** START OF Material provided **

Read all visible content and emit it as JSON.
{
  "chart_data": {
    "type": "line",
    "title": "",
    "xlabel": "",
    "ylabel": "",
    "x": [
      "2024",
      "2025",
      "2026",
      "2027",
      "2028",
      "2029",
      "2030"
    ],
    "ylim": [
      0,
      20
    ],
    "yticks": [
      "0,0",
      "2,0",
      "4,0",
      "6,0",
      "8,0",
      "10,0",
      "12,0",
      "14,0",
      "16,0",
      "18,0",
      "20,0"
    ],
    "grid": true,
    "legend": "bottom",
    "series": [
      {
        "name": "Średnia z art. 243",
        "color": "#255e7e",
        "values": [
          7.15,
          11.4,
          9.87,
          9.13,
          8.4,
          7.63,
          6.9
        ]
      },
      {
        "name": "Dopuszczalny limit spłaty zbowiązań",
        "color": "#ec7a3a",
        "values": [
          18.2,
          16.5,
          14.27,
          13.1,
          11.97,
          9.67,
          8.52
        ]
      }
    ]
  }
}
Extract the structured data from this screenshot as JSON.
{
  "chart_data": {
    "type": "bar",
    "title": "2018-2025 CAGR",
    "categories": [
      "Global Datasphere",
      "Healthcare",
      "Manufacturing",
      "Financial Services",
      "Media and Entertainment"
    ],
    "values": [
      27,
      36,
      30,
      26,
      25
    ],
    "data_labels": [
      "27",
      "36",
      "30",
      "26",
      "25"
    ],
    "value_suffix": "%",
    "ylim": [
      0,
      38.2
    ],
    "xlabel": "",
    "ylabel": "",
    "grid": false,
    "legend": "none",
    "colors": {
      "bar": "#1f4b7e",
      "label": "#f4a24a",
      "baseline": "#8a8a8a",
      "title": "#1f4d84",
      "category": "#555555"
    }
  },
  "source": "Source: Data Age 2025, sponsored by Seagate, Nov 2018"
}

** END OF Material provided **

### Aim of the task
Exactly as shown above, return every record.

### Exercise result
Read all visible content and emit it as JSON.
{
  "chart_data": {
    "type": "line",
    "title": "",
    "xlabel": "",
    "ylabel": "",
    "x": [
      "2024",
      "2025",
      "2026",
      "2027",
      "2028",
      "2029",
      "2030"
    ],
    "ylim": [
      0,
      20
    ],
    "yticks": [
      "0,0",
      "2,0",
      "4,0",
      "6,0",
      "8,0",
      "10,0",
      "12,0",
      "14,0",
      "16,0",
      "18,0",
      "20,0"
    ],
    "grid": true,
    "legend": "bottom",
    "series": [
      {
        "name": "Średnia z art. 243",
        "color": "#255e7e",
        "values": [
          7.15,
          11.4,
          9.87,
          9.13,
          8.4,
          7.63,
          6.9
        ]
      },
      {
        "name": "Dopuszczalny limit spłaty zbowiązań",
        "color": "#ec7a3a",
        "values": [
          18.2,
          16.5,
          14.27,
          13.1,
          11.97,
          9.67,
          8.52
        ]
      }
    ]
  }
}
Extract the structured data from this screenshot as JSON.
{
  "chart_data": {
    "type": "bar",
    "title": "2018-2025 CAGR",
    "categories": [
      "Global Datasphere",
      "Healthcare",
      "Manufacturing",
      "Financial Services",
      "Media and Entertainment"
    ],
    "values": [
      27,
      36,
      30,
      26,
      25
    ],
    "data_labels": [
      "27",
      "36",
      "30",
      "26",
      "25"
    ],
    "value_suffix": "%",
    "ylim": [
      0,
      38.2
    ],
    "xlabel": "",
    "ylabel": "",
    "grid": false,
    "legend": "none",
    "colors": {
      "bar": "#1f4b7e",
      "label": "#f4a24a",
      "baseline": "#8a8a8a",
      "title": "#1f4d84",
      "category": "#555555"
    }
  },
  "source": "Source: Data Age 2025, sponsored by Seagate, Nov 2018"
}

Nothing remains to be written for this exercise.